ЗАДАНИЕ 1:
Согласно исходному тексту, для кого Аристотель отстаивал право на досуг?

ИСХОДНЫЙ ТЕКСТ:
+++
Вот чему он предавался всю жизнь, вот куда его влекла его „кочующая лень“, его всежизненное, всероссийское бродяжество:
По прихоти своей скитаться здесь и там,
Дивясь божественным природы красотам,
И пред созданьями искусств и вдохновенья
Безмолвно утопать в восторгах умиленья —
Вот счастье! Вот правда!..
Прав был Аристотель, отстаивая право на досуг для тех, в ком живет свободный дух! Прав был Пушкин, воспевая свободное созерцание и творческое безделие! Он завещал каждому из нас – заслужить себе это право, осмыслить национально-русскую созерцательность творчеством и вдохновением.
Далее, эта русская душевная свобода выражается в творческой легкости, подвижности, гибкости, легкой приспособляемости. Это есть некая эмоциональная текучесть и певучесть, склонность к игре и ко всякого рода импровизации. Это – основная черта русскости, русской души.»
Вот и перетекло одно в другое: не потому ли я «торчу» – а, в самом деле, живу с таким непреходящим и благодарным интересом – в Адыгее, среди черкесов… Только представить себе, как счастлив был бы такою возможностью Александр Сергеевич Пушкин!
Светлая Вам память, высокочтимый страдалец Иван Александрович!
+++
СОХРАНЁННЫЕ ДАННЫЕ:
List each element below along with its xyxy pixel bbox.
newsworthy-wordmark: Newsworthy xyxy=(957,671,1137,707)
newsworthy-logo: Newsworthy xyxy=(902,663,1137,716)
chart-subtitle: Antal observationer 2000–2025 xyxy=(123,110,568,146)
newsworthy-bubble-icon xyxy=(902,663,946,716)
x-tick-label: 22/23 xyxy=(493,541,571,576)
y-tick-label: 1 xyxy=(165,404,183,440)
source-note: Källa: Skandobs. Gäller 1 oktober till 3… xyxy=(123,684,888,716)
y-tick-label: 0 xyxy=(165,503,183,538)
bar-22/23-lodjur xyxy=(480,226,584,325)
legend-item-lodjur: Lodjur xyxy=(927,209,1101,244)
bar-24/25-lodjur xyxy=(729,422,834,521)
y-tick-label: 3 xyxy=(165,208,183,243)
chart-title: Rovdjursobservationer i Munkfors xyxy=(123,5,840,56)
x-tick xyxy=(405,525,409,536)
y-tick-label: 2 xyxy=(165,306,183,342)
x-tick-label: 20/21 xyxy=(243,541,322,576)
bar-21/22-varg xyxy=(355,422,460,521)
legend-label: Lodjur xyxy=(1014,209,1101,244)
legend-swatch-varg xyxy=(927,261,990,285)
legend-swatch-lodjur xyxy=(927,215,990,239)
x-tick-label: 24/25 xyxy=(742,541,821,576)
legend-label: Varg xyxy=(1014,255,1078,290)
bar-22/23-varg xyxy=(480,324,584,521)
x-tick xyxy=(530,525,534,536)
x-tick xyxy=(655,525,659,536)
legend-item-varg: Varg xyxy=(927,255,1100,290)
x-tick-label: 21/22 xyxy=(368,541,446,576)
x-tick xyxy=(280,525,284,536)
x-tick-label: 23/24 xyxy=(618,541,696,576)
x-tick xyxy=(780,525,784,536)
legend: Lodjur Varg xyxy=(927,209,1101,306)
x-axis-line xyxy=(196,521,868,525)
+++
ЗАДАНИЕ 2:
Во всех записях замените «x-tick-label» на «x-axis-label» и приведите записи целиком, больше ничего не меняя.

РЕШЕНИЕ ЗАДАНИЯ 1:
Для тех, в ком живет свободный дух.

РЕШЕНИЕ ЗАДАНИЯ 2:
List each element below along with its xyxy pixel bbox.
newsworthy-wordmark: Newsworthy xyxy=(957,671,1137,707)
newsworthy-logo: Newsworthy xyxy=(902,663,1137,716)
chart-subtitle: Antal observationer 2000–2025 xyxy=(123,110,568,146)
newsworthy-bubble-icon xyxy=(902,663,946,716)
x-axis-label: 22/23 xyxy=(493,541,571,576)
y-tick-label: 1 xyxy=(165,404,183,440)
source-note: Källa: Skandobs. Gäller 1 oktober till 3… xyxy=(123,684,888,716)
y-tick-label: 0 xyxy=(165,503,183,538)
bar-22/23-lodjur xyxy=(480,226,584,325)
legend-item-lodjur: Lodjur xyxy=(927,209,1101,244)
bar-24/25-lodjur xyxy=(729,422,834,521)
y-tick-label: 3 xyxy=(165,208,183,243)
chart-title: Rovdjursobservationer i Munkfors xyxy=(123,5,840,56)
x-tick xyxy=(405,525,409,536)
y-tick-label: 2 xyxy=(165,306,183,342)
x-axis-label: 20/21 xyxy=(243,541,322,576)
bar-21/22-varg xyxy=(355,422,460,521)
legend-label: Lodjur xyxy=(1014,209,1101,244)
legend-swatch-varg xyxy=(927,261,990,285)
legend-swatch-lodjur xyxy=(927,215,990,239)
x-axis-label: 24/25 xyxy=(742,541,821,576)
legend-label: Varg xyxy=(1014,255,1078,290)
bar-22/23-varg xyxy=(480,324,584,521)
x-tick xyxy=(530,525,534,536)
x-tick xyxy=(655,525,659,536)
legend-item-varg: Varg xyxy=(927,255,1100,290)
x-axis-label: 21/22 xyxy=(368,541,446,576)
x-tick xyxy=(280,525,284,536)
x-axis-label: 23/24 xyxy=(618,541,696,576)
x-tick xyxy=(780,525,784,536)
legend: Lodjur Varg xyxy=(927,209,1101,306)
x-axis-line xyxy=(196,521,868,525)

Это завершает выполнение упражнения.